··· Record set ···

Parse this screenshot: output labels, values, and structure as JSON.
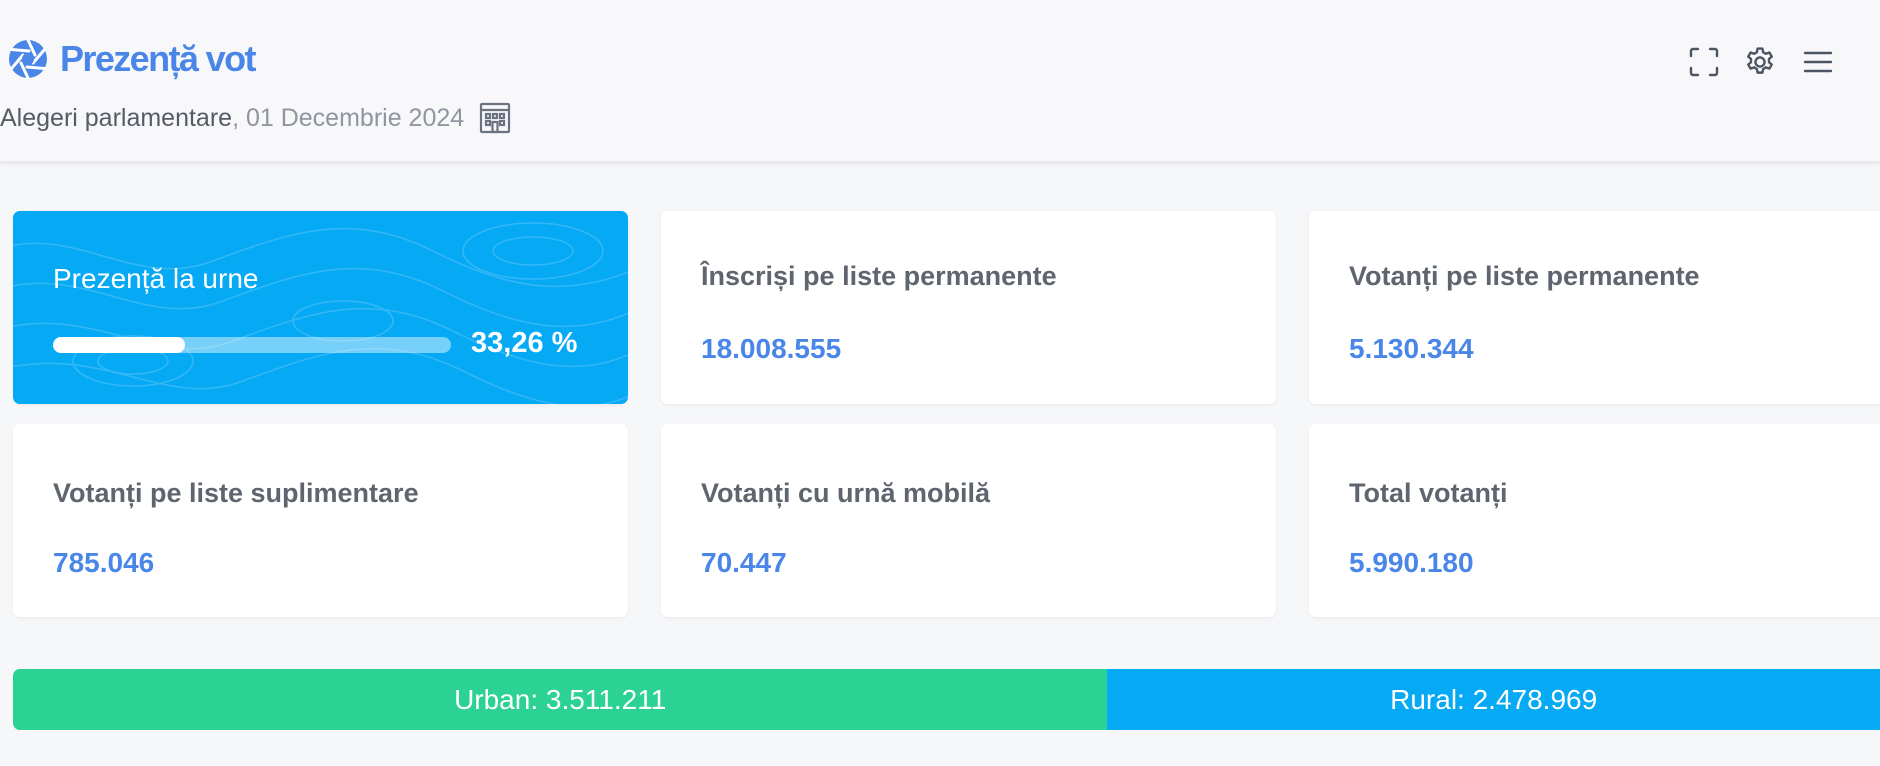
{
  "header": {
    "title": "Prezență vot",
    "subtitle_main": "Alegeri parlamentare",
    "subtitle_date": ", 01 Decembrie 2024",
    "icons": {
      "logo": "aperture-logo-icon",
      "building": "building-icon",
      "fullscreen": "fullscreen-icon",
      "settings": "gear-icon",
      "menu": "hamburger-menu-icon"
    }
  },
  "turnout": {
    "label": "Prezență la urne",
    "percent_text": "33,26 %",
    "percent_value": 33.26
  },
  "stats": {
    "registered_permanent": {
      "label": "Înscriși pe liste permanente",
      "value": "18.008.555"
    },
    "voters_permanent": {
      "label": "Votanți pe liste permanente",
      "value": "5.130.344"
    },
    "voters_supplementary": {
      "label": "Votanți pe liste suplimentare",
      "value": "785.046"
    },
    "voters_mobile": {
      "label": "Votanți cu urnă mobilă",
      "value": "70.447"
    },
    "voters_total": {
      "label": "Total votanți",
      "value": "5.990.180"
    }
  },
  "split": {
    "urban_label": "Urban: 3.511.211",
    "urban_value": 3511211,
    "rural_label": "Rural: 2.478.969",
    "rural_value": 2478969
  },
  "colors": {
    "accent": "#4a86e8",
    "turnout_card": "#06a9f4",
    "urban": "#2bd294",
    "rural": "#06a9f4"
  }
}
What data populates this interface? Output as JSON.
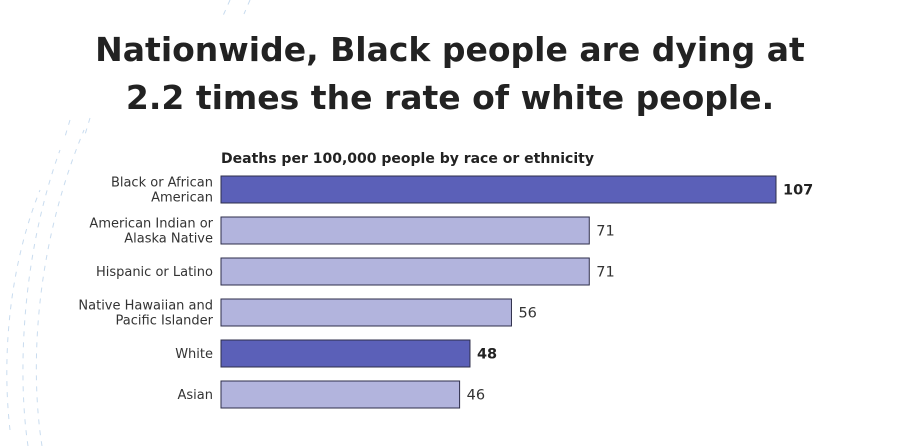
{
  "headline": {
    "line1": "Nationwide, Black people are dying at",
    "line2": "2.2 times the rate of white people."
  },
  "colors": {
    "highlight_bar": "#5b60b8",
    "normal_bar": "#b2b4dd",
    "bar_stroke": "#2e2e4a",
    "decoration": "#c9dcef"
  },
  "chart_data": {
    "type": "bar",
    "orientation": "horizontal",
    "title": "Deaths per 100,000 people by race or ethnicity",
    "categories": [
      [
        "Black or African",
        "American"
      ],
      [
        "American Indian or",
        "Alaska Native"
      ],
      [
        "Hispanic or Latino"
      ],
      [
        "Native Hawaiian and",
        "Pacific Islander"
      ],
      [
        "White"
      ],
      [
        "Asian"
      ]
    ],
    "values": [
      107,
      71,
      71,
      56,
      48,
      46
    ],
    "highlighted": [
      true,
      false,
      false,
      false,
      true,
      false
    ],
    "xlim": [
      0,
      107
    ],
    "grid": false,
    "legend": "none"
  }
}
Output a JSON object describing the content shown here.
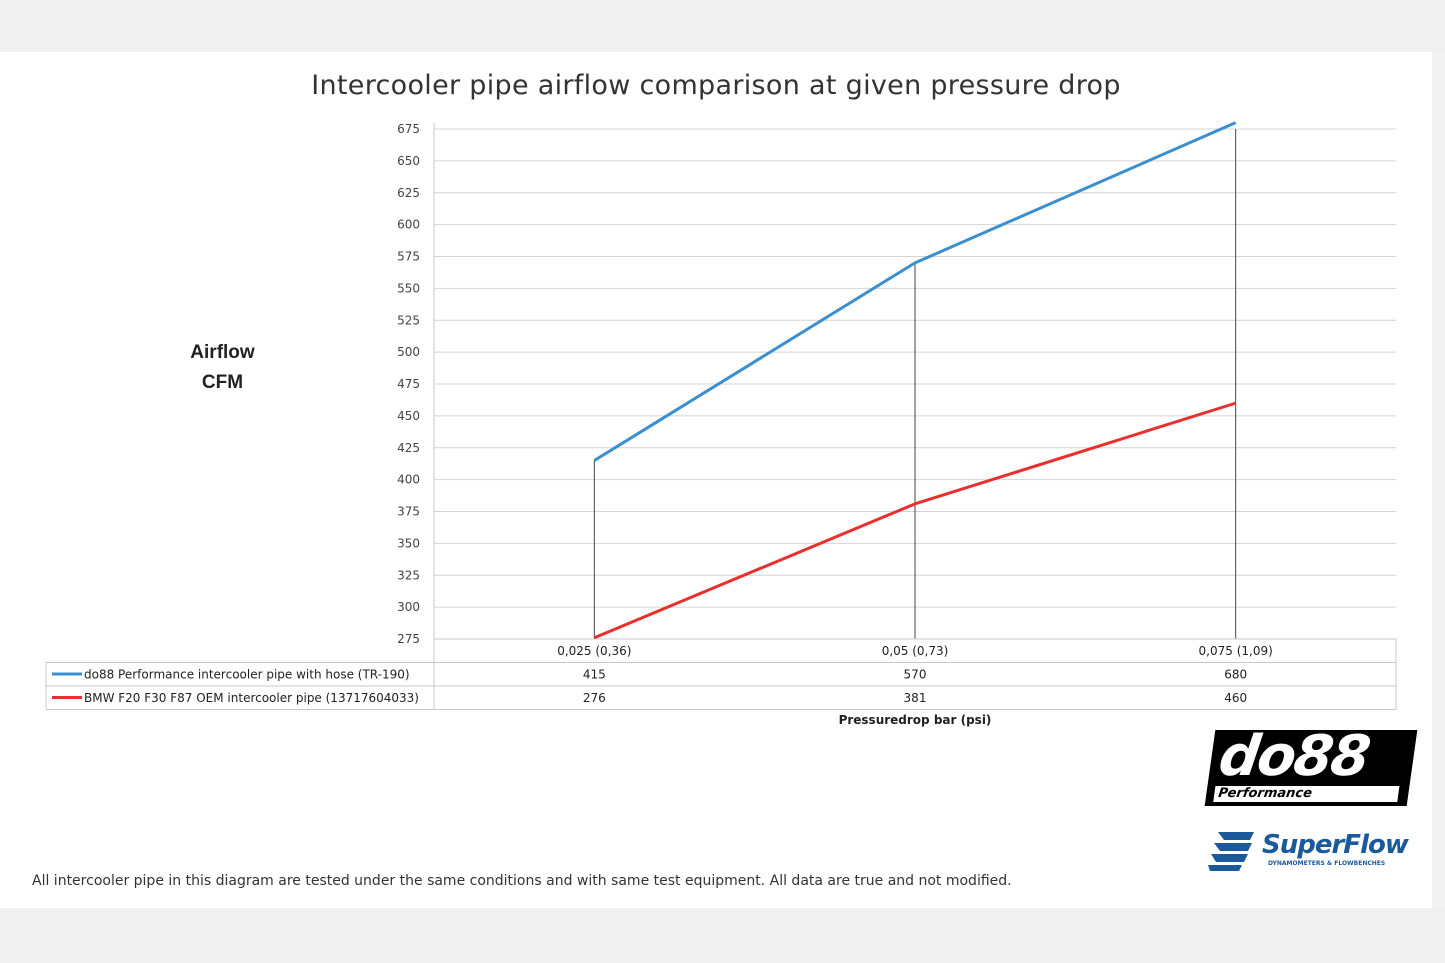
{
  "chart_data": {
    "type": "line",
    "title": "Intercooler pipe airflow comparison at given pressure drop",
    "ylabel": [
      "Airflow",
      "CFM"
    ],
    "xlabel": "Pressuredrop bar (psi)",
    "categories": [
      "0,025 (0,36)",
      "0,05 (0,73)",
      "0,075 (1,09)"
    ],
    "ylim": [
      275,
      675
    ],
    "ytick_step": 25,
    "grid": true,
    "series": [
      {
        "name": "do88 Performance intercooler pipe with hose (TR-190)",
        "color": "#3a8fd0",
        "values": [
          415,
          570,
          680
        ]
      },
      {
        "name": "BMW F20 F30 F87 OEM intercooler pipe (13717604033)",
        "color": "#e8302e",
        "values": [
          276,
          381,
          460
        ]
      }
    ]
  },
  "footnote": "All intercooler pipe in this diagram are tested under the same conditions and with same test equipment. All data are true and not modified.",
  "logos": {
    "do88": {
      "text": "do88",
      "sub": "Performance"
    },
    "superflow": {
      "text": "SuperFlow",
      "tagline": "DYNAMOMETERS & FLOWBENCHES"
    }
  }
}
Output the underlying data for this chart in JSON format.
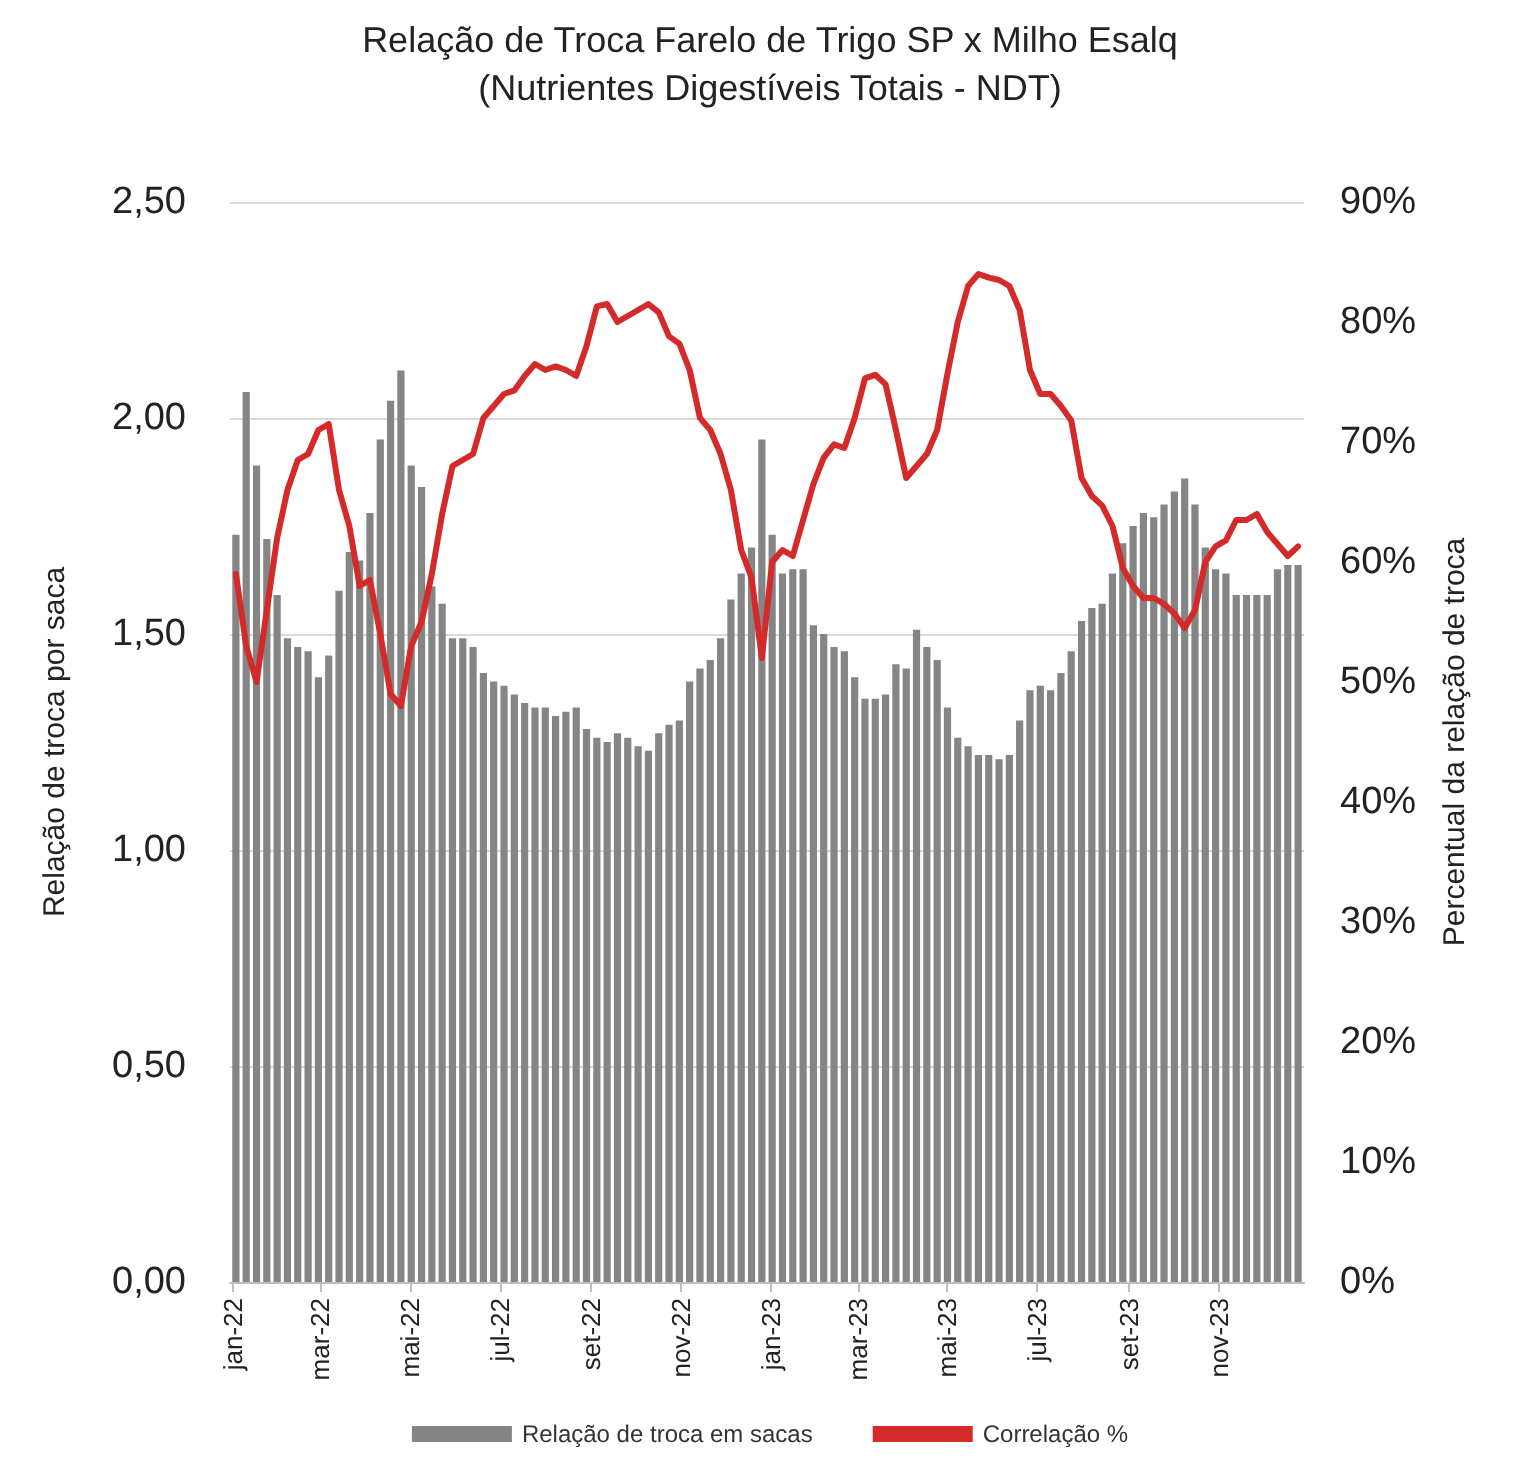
{
  "chart_data": {
    "type": "bar",
    "title": "Relação de Troca Farelo de Trigo SP x Milho Esalq",
    "subtitle": "(Nutrientes Digestíveis Totais - NDT)",
    "ylabel": "Relação de troca por saca",
    "y2label": "Percentual da relação de troca",
    "x": [
      "2022-01-03",
      "2022-01-10",
      "2022-01-17",
      "2022-01-24",
      "2022-01-31",
      "2022-02-07",
      "2022-02-14",
      "2022-02-21",
      "2022-02-28",
      "2022-03-07",
      "2022-03-14",
      "2022-03-21",
      "2022-03-28",
      "2022-04-04",
      "2022-04-11",
      "2022-04-18",
      "2022-04-25",
      "2022-05-02",
      "2022-05-09",
      "2022-05-16",
      "2022-05-23",
      "2022-05-30",
      "2022-06-06",
      "2022-06-13",
      "2022-06-20",
      "2022-06-27",
      "2022-07-04",
      "2022-07-11",
      "2022-07-18",
      "2022-07-25",
      "2022-08-01",
      "2022-08-08",
      "2022-08-15",
      "2022-08-22",
      "2022-08-29",
      "2022-09-05",
      "2022-09-12",
      "2022-09-19",
      "2022-09-26",
      "2022-10-03",
      "2022-10-10",
      "2022-10-17",
      "2022-10-24",
      "2022-10-31",
      "2022-11-07",
      "2022-11-14",
      "2022-11-21",
      "2022-11-28",
      "2022-12-05",
      "2022-12-12",
      "2022-12-19",
      "2022-12-26",
      "2023-01-02",
      "2023-01-09",
      "2023-01-16",
      "2023-01-23",
      "2023-01-30",
      "2023-02-06",
      "2023-02-13",
      "2023-02-20",
      "2023-02-27",
      "2023-03-06",
      "2023-03-13",
      "2023-03-20",
      "2023-03-27",
      "2023-04-03",
      "2023-04-10",
      "2023-04-17",
      "2023-04-24",
      "2023-05-01",
      "2023-05-08",
      "2023-05-15",
      "2023-05-22",
      "2023-05-29",
      "2023-06-05",
      "2023-06-12",
      "2023-06-19",
      "2023-06-26",
      "2023-07-03",
      "2023-07-10",
      "2023-07-17",
      "2023-07-24",
      "2023-07-31",
      "2023-08-07",
      "2023-08-14",
      "2023-08-21",
      "2023-08-28",
      "2023-09-04",
      "2023-09-11",
      "2023-09-18",
      "2023-09-25",
      "2023-10-02",
      "2023-10-09",
      "2023-10-16",
      "2023-10-23",
      "2023-10-30",
      "2023-11-06",
      "2023-11-13",
      "2023-11-20",
      "2023-11-27",
      "2023-12-04",
      "2023-12-11",
      "2023-12-18",
      "2023-12-25"
    ],
    "series": [
      {
        "name": "Relação de troca em sacas",
        "color": "#858585",
        "values": [
          1.73,
          2.06,
          1.89,
          1.72,
          1.59,
          1.49,
          1.47,
          1.46,
          1.4,
          1.45,
          1.6,
          1.69,
          1.67,
          1.78,
          1.95,
          2.04,
          2.11,
          1.89,
          1.84,
          1.61,
          1.57,
          1.49,
          1.49,
          1.47,
          1.41,
          1.39,
          1.38,
          1.36,
          1.34,
          1.33,
          1.33,
          1.31,
          1.32,
          1.33,
          1.28,
          1.26,
          1.25,
          1.27,
          1.26,
          1.24,
          1.23,
          1.27,
          1.29,
          1.3,
          1.39,
          1.42,
          1.44,
          1.49,
          1.58,
          1.64,
          1.7,
          1.95,
          1.73,
          1.64,
          1.65,
          1.65,
          1.52,
          1.5,
          1.47,
          1.46,
          1.4,
          1.35,
          1.35,
          1.36,
          1.43,
          1.42,
          1.51,
          1.47,
          1.44,
          1.33,
          1.26,
          1.24,
          1.22,
          1.22,
          1.21,
          1.22,
          1.3,
          1.37,
          1.38,
          1.37,
          1.41,
          1.46,
          1.53,
          1.56,
          1.57,
          1.64,
          1.71,
          1.75,
          1.78,
          1.77,
          1.8,
          1.83,
          1.86,
          1.8,
          1.7,
          1.65,
          1.64,
          1.59,
          1.59,
          1.59,
          1.59,
          1.65,
          1.66,
          1.66
        ]
      },
      {
        "name": "Correlação %",
        "type": "line",
        "axis": "y2",
        "color": "#d42a2a",
        "values": [
          59,
          53,
          50,
          56,
          62,
          66,
          68.5,
          69,
          71,
          71.5,
          66,
          63,
          58,
          58.5,
          54,
          49,
          48,
          53,
          55,
          59,
          64,
          68,
          68.5,
          69,
          72,
          73,
          74,
          74.3,
          75.5,
          76.5,
          76,
          76.3,
          76,
          75.5,
          78,
          81.3,
          81.5,
          80,
          80.5,
          81,
          81.5,
          80.8,
          78.8,
          78.2,
          76,
          72,
          71,
          69,
          66,
          61,
          58.7,
          52,
          60,
          61,
          60.5,
          63.5,
          66.5,
          68.7,
          69.8,
          69.5,
          72,
          75.3,
          75.6,
          74.8,
          71,
          67,
          68,
          69,
          71,
          75.7,
          80,
          83,
          84,
          83.7,
          83.5,
          83,
          81,
          76,
          74,
          74,
          73,
          71.8,
          67,
          65.5,
          64.7,
          63,
          59.5,
          58,
          57,
          57,
          56.5,
          55.7,
          54.5,
          56,
          60,
          61.3,
          61.8,
          63.5,
          63.5,
          64,
          62.5,
          61.5,
          60.5,
          61.3
        ]
      }
    ],
    "xlim": [
      "2021-12-30",
      "2023-12-29"
    ],
    "xticks": [
      {
        "value": "2022-01-01",
        "label": "jan-22"
      },
      {
        "value": "2022-03-01",
        "label": "mar-22"
      },
      {
        "value": "2022-05-01",
        "label": "mai-22"
      },
      {
        "value": "2022-07-01",
        "label": "jul-22"
      },
      {
        "value": "2022-09-01",
        "label": "set-22"
      },
      {
        "value": "2022-11-01",
        "label": "nov-22"
      },
      {
        "value": "2023-01-01",
        "label": "jan-23"
      },
      {
        "value": "2023-03-01",
        "label": "mar-23"
      },
      {
        "value": "2023-05-01",
        "label": "mai-23"
      },
      {
        "value": "2023-07-01",
        "label": "jul-23"
      },
      {
        "value": "2023-09-01",
        "label": "set-23"
      },
      {
        "value": "2023-11-01",
        "label": "nov-23"
      }
    ],
    "ylim": [
      0,
      2.5
    ],
    "yticks": [
      {
        "value": 0,
        "label": "0,00"
      },
      {
        "value": 0.5,
        "label": "0,50"
      },
      {
        "value": 1,
        "label": "1,00"
      },
      {
        "value": 1.5,
        "label": "1,50"
      },
      {
        "value": 2,
        "label": "2,00"
      },
      {
        "value": 2.5,
        "label": "2,50"
      }
    ],
    "y2lim": [
      0,
      90
    ],
    "y2ticks": [
      {
        "value": 0,
        "label": "0%"
      },
      {
        "value": 10,
        "label": "10%"
      },
      {
        "value": 20,
        "label": "20%"
      },
      {
        "value": 30,
        "label": "30%"
      },
      {
        "value": 40,
        "label": "40%"
      },
      {
        "value": 50,
        "label": "50%"
      },
      {
        "value": 60,
        "label": "60%"
      },
      {
        "value": 70,
        "label": "70%"
      },
      {
        "value": 80,
        "label": "80%"
      },
      {
        "value": 90,
        "label": "90%"
      }
    ],
    "grid": "y",
    "legend": "bottom",
    "marker": "none"
  }
}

···

Exercise aim: Extract all lines from the material above that include the word "ylabel".

Reply to the exercise:
    "ylabel": [
    "ylabel": "Relação de troca por saca",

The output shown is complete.